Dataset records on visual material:
- - - - - - -
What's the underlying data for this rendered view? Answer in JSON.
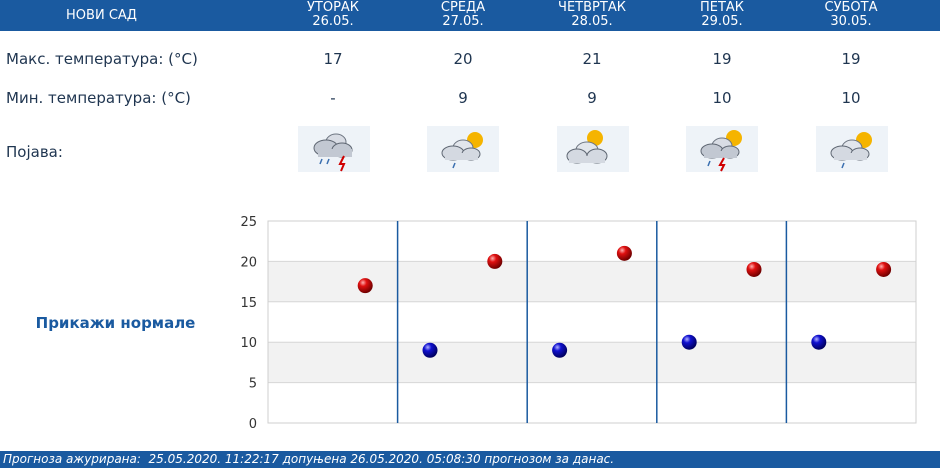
{
  "city": "НОВИ САД",
  "days": [
    {
      "name": "УТОРАК",
      "date": "26.05."
    },
    {
      "name": "СРЕДА",
      "date": "27.05."
    },
    {
      "name": "ЧЕТВРТАК",
      "date": "28.05."
    },
    {
      "name": "ПЕТАК",
      "date": "29.05."
    },
    {
      "name": "СУБОТА",
      "date": "30.05."
    }
  ],
  "labels": {
    "max": "Макс. температура: (°C)",
    "min": "Мин. температура: (°C)",
    "phenomenon": "Појава:"
  },
  "max_temps": [
    "17",
    "20",
    "21",
    "19",
    "19"
  ],
  "min_temps": [
    "-",
    "9",
    "9",
    "10",
    "10"
  ],
  "icons": [
    "storm-rain-icon",
    "partly-cloudy-rain-icon",
    "partly-cloudy-icon",
    "storm-sun-icon",
    "partly-cloudy-rain-icon"
  ],
  "show_normals": "Прикажи нормале",
  "footer": "Прогноза ажурирана:  25.05.2020. 11:22:17 допуњена 26.05.2020. 05:08:30 прогнозом за данас.",
  "chart_data": {
    "type": "scatter",
    "categories": [
      "26.05.",
      "27.05.",
      "28.05.",
      "29.05.",
      "30.05."
    ],
    "series": [
      {
        "color": "#c00000",
        "values": [
          17,
          20,
          21,
          19,
          19
        ]
      },
      {
        "color": "#0000b0",
        "values": [
          null,
          9,
          9,
          10,
          10
        ]
      }
    ],
    "ylim": [
      0,
      25
    ],
    "yticks": [
      0,
      5,
      10,
      15,
      20,
      25
    ],
    "grid": true,
    "xlabel": "",
    "ylabel": ""
  }
}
- - - - - - -
■ **Goal**: Copy every line above in which the string "name" shows up.

■ **Solution to this task**:
      "name": "УТОРАК",
      "name": "СРЕДА",
      "name": "ЧЕТВРТАК",
      "name": "ПЕТАК",
      "name": "СУБОТА",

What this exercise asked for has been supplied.